• _ENTRIES SUPPLIED_

* Begin *

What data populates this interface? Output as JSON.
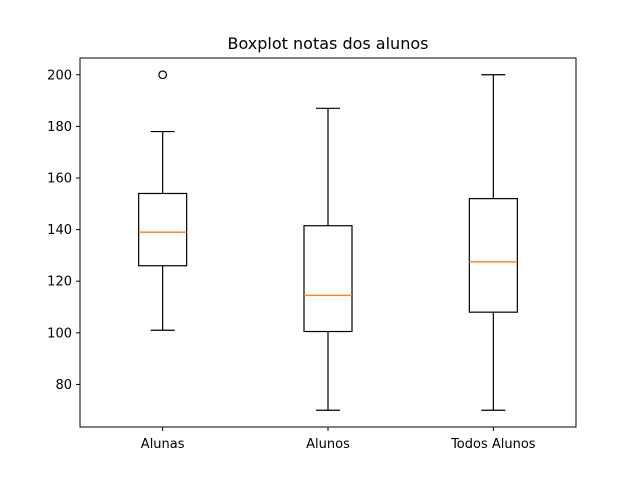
{
  "chart_data": {
    "type": "boxplot",
    "title": "Boxplot notas dos alunos",
    "xlabel": "",
    "ylabel": "",
    "ylim": [
      63.5,
      206.5
    ],
    "yticks": [
      80,
      100,
      120,
      140,
      160,
      180,
      200
    ],
    "categories": [
      "Alunas",
      "Alunos",
      "Todos Alunos"
    ],
    "boxes": [
      {
        "category": "Alunas",
        "whisker_low": 101,
        "q1": 126,
        "median": 139,
        "q3": 154,
        "whisker_high": 178,
        "outliers": [
          200
        ]
      },
      {
        "category": "Alunos",
        "whisker_low": 70,
        "q1": 100.5,
        "median": 114.5,
        "q3": 141.5,
        "whisker_high": 187,
        "outliers": []
      },
      {
        "category": "Todos Alunos",
        "whisker_low": 70,
        "q1": 108,
        "median": 127.5,
        "q3": 152,
        "whisker_high": 200,
        "outliers": []
      }
    ],
    "grid": false,
    "colors": {
      "box": "#000000",
      "median": "#ff7f0e",
      "background": "#ffffff"
    }
  }
}
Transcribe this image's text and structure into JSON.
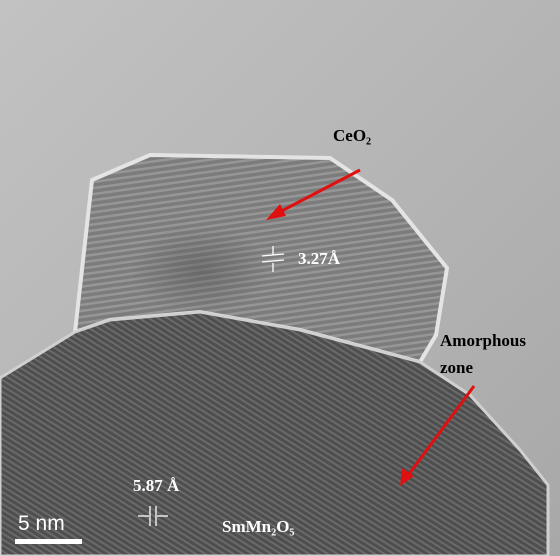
{
  "labels": {
    "particle": "CeO₂",
    "particle_spacing": "3.27Å",
    "amorphous": [
      "Amorphous",
      "zone"
    ],
    "substrate_spacing": "5.87 Å",
    "substrate": "SmMn₂O₅",
    "scale_bar": "5 nm"
  }
}
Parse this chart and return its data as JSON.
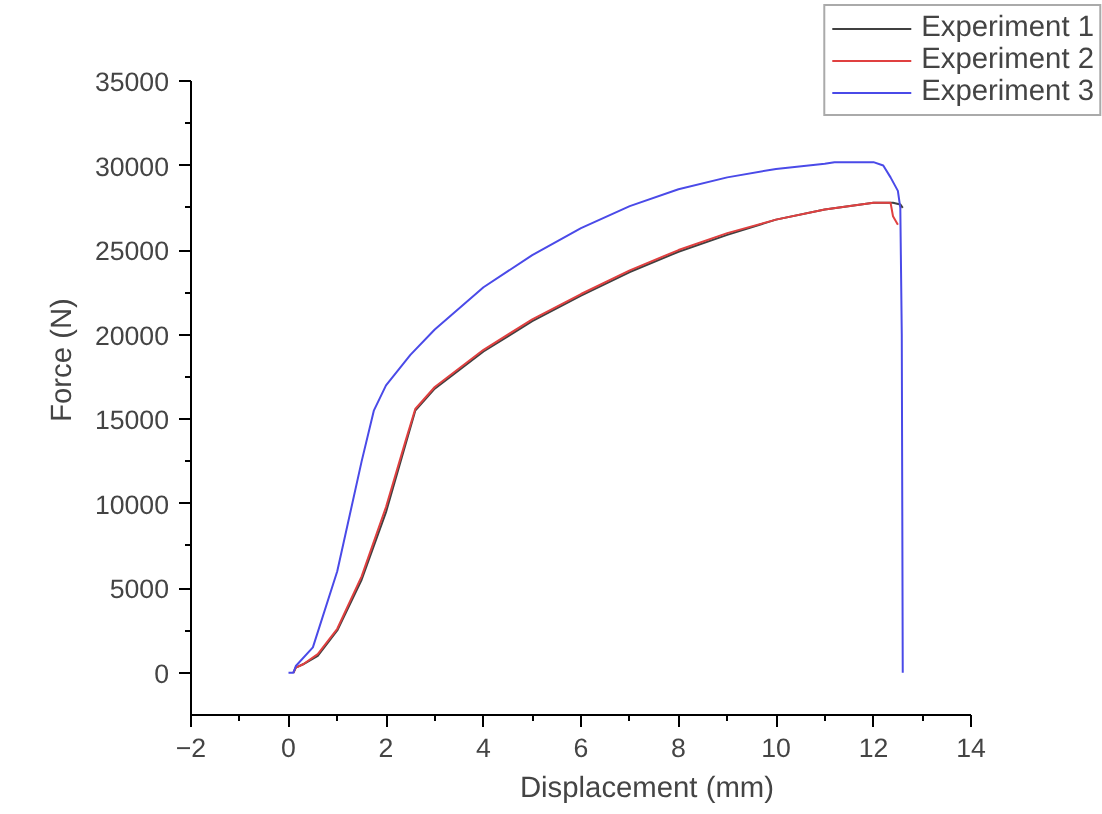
{
  "chart_data": {
    "type": "line",
    "xlabel": "Displacement (mm)",
    "ylabel": "Force (N)",
    "xlim": [
      -2,
      14
    ],
    "ylim": [
      -2500,
      35000
    ],
    "xticks": [
      -2,
      {
        "value": -1,
        "label": null
      },
      0,
      {
        "value": 1,
        "label": null
      },
      2,
      {
        "value": 3,
        "label": null
      },
      4,
      {
        "value": 5,
        "label": null
      },
      6,
      {
        "value": 7,
        "label": null
      },
      8,
      {
        "value": 9,
        "label": null
      },
      10,
      {
        "value": 11,
        "label": null
      },
      12,
      {
        "value": 13,
        "label": null
      },
      14
    ],
    "yticks": [
      0,
      {
        "value": 2500,
        "label": null
      },
      5000,
      {
        "value": 7500,
        "label": null
      },
      10000,
      {
        "value": 12500,
        "label": null
      },
      15000,
      {
        "value": 17500,
        "label": null
      },
      20000,
      {
        "value": 22500,
        "label": null
      },
      25000,
      {
        "value": 27500,
        "label": null
      },
      30000,
      {
        "value": 32500,
        "label": null
      },
      35000
    ],
    "grid": false,
    "legend": "top right",
    "marker": "none",
    "line_style": "solid",
    "series": [
      {
        "name": "Experiment 1",
        "color": "#404040",
        "x": [
          0.1,
          0.15,
          0.3,
          0.6,
          1.0,
          1.5,
          2.0,
          2.4,
          2.6,
          3,
          4,
          5,
          6,
          7,
          8,
          9,
          10,
          11,
          12,
          12.4,
          12.55,
          12.6
        ],
        "values": [
          0,
          300,
          500,
          1000,
          2500,
          5500,
          9500,
          13500,
          15500,
          16800,
          19000,
          20800,
          22300,
          23700,
          24900,
          25900,
          26800,
          27400,
          27800,
          27800,
          27700,
          27500
        ]
      },
      {
        "name": "Experiment 2",
        "color": "#e04040",
        "x": [
          0.1,
          0.15,
          0.3,
          0.6,
          1.0,
          1.5,
          2.0,
          2.4,
          2.6,
          3,
          4,
          5,
          6,
          7,
          8,
          9,
          10,
          11,
          12,
          12.35,
          12.4,
          12.5
        ],
        "values": [
          0,
          300,
          500,
          1100,
          2600,
          5700,
          9800,
          13700,
          15600,
          16900,
          19100,
          20900,
          22400,
          23800,
          25000,
          26000,
          26800,
          27400,
          27800,
          27800,
          27000,
          26500
        ]
      },
      {
        "name": "Experiment 3",
        "color": "#4a4ae8",
        "x": [
          0,
          0.1,
          0.15,
          0.5,
          1.0,
          1.5,
          1.75,
          2,
          2.5,
          3,
          4,
          5,
          6,
          7,
          8,
          9,
          10,
          11,
          11.2,
          12,
          12.2,
          12.35,
          12.5,
          12.55,
          12.58,
          12.6
        ],
        "values": [
          0,
          0,
          400,
          1500,
          6000,
          12500,
          15500,
          17000,
          18800,
          20300,
          22800,
          24700,
          26300,
          27600,
          28600,
          29300,
          29800,
          30100,
          30200,
          30200,
          30000,
          29300,
          28500,
          27500,
          20000,
          0
        ]
      }
    ]
  }
}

* End *

• _TASK GOAL_
Using the data above, write out every line exactly, leaving the images behind.

• _ANSWER IN FULL_
What data populates this interface? Output as JSON.
{
  "chart_data": {
    "type": "boxplot",
    "title": "Boxplot notas dos alunos",
    "xlabel": "",
    "ylabel": "",
    "ylim": [
      63.5,
      206.5
    ],
    "yticks": [
      80,
      100,
      120,
      140,
      160,
      180,
      200
    ],
    "categories": [
      "Alunas",
      "Alunos",
      "Todos Alunos"
    ],
    "boxes": [
      {
        "category": "Alunas",
        "whisker_low": 101,
        "q1": 126,
        "median": 139,
        "q3": 154,
        "whisker_high": 178,
        "outliers": [
          200
        ]
      },
      {
        "category": "Alunos",
        "whisker_low": 70,
        "q1": 100.5,
        "median": 114.5,
        "q3": 141.5,
        "whisker_high": 187,
        "outliers": []
      },
      {
        "category": "Todos Alunos",
        "whisker_low": 70,
        "q1": 108,
        "median": 127.5,
        "q3": 152,
        "whisker_high": 200,
        "outliers": []
      }
    ],
    "grid": false,
    "colors": {
      "box": "#000000",
      "median": "#ff7f0e",
      "background": "#ffffff"
    }
  }
}
Transcribe this image's text and structure into JSON.
{
  "labels": {
    "particle": "CeO₂",
    "particle_spacing": "3.27Å",
    "amorphous": [
      "Amorphous",
      "zone"
    ],
    "substrate_spacing": "5.87 Å",
    "substrate": "SmMn₂O₅",
    "scale_bar": "5 nm"
  }
}
Parse this chart and return its data as JSON.
{
  "chart_data": {
    "type": "line",
    "xlabel": "Displacement (mm)",
    "ylabel": "Force (N)",
    "xlim": [
      -2,
      14
    ],
    "ylim": [
      -2500,
      35000
    ],
    "xticks": [
      -2,
      {
        "value": -1,
        "label": null
      },
      0,
      {
        "value": 1,
        "label": null
      },
      2,
      {
        "value": 3,
        "label": null
      },
      4,
      {
        "value": 5,
        "label": null
      },
      6,
      {
        "value": 7,
        "label": null
      },
      8,
      {
        "value": 9,
        "label": null
      },
      10,
      {
        "value": 11,
        "label": null
      },
      12,
      {
        "value": 13,
        "label": null
      },
      14
    ],
    "yticks": [
      0,
      {
        "value": 2500,
        "label": null
      },
      5000,
      {
        "value": 7500,
        "label": null
      },
      10000,
      {
        "value": 12500,
        "label": null
      },
      15000,
      {
        "value": 17500,
        "label": null
      },
      20000,
      {
        "value": 22500,
        "label": null
      },
      25000,
      {
        "value": 27500,
        "label": null
      },
      30000,
      {
        "value": 32500,
        "label": null
      },
      35000
    ],
    "grid": false,
    "legend": "top right",
    "marker": "none",
    "line_style": "solid",
    "series": [
      {
        "name": "Experiment 1",
        "color": "#404040",
        "x": [
          0.1,
          0.15,
          0.3,
          0.6,
          1.0,
          1.5,
          2.0,
          2.4,
          2.6,
          3,
          4,
          5,
          6,
          7,
          8,
          9,
          10,
          11,
          12,
          12.4,
          12.55,
          12.6
        ],
        "values": [
          0,
          300,
          500,
          1000,
          2500,
          5500,
          9500,
          13500,
          15500,
          16800,
          19000,
          20800,
          22300,
          23700,
          24900,
          25900,
          26800,
          27400,
          27800,
          27800,
          27700,
          27500
        ]
      },
      {
        "name": "Experiment 2",
        "color": "#e04040",
        "x": [
          0.1,
          0.15,
          0.3,
          0.6,
          1.0,
          1.5,
          2.0,
          2.4,
          2.6,
          3,
          4,
          5,
          6,
          7,
          8,
          9,
          10,
          11,
          12,
          12.35,
          12.4,
          12.5
        ],
        "values": [
          0,
          300,
          500,
          1100,
          2600,
          5700,
          9800,
          13700,
          15600,
          16900,
          19100,
          20900,
          22400,
          23800,
          25000,
          26000,
          26800,
          27400,
          27800,
          27800,
          27000,
          26500
        ]
      },
      {
        "name": "Experiment 3",
        "color": "#4a4ae8",
        "x": [
          0,
          0.1,
          0.15,
          0.5,
          1.0,
          1.5,
          1.75,
          2,
          2.5,
          3,
          4,
          5,
          6,
          7,
          8,
          9,
          10,
          11,
          11.2,
          12,
          12.2,
          12.35,
          12.5,
          12.55,
          12.58,
          12.6
        ],
        "values": [
          0,
          0,
          400,
          1500,
          6000,
          12500,
          15500,
          17000,
          18800,
          20300,
          22800,
          24700,
          26300,
          27600,
          28600,
          29300,
          29800,
          30100,
          30200,
          30200,
          30000,
          29300,
          28500,
          27500,
          20000,
          0
        ]
      }
    ]
  }
}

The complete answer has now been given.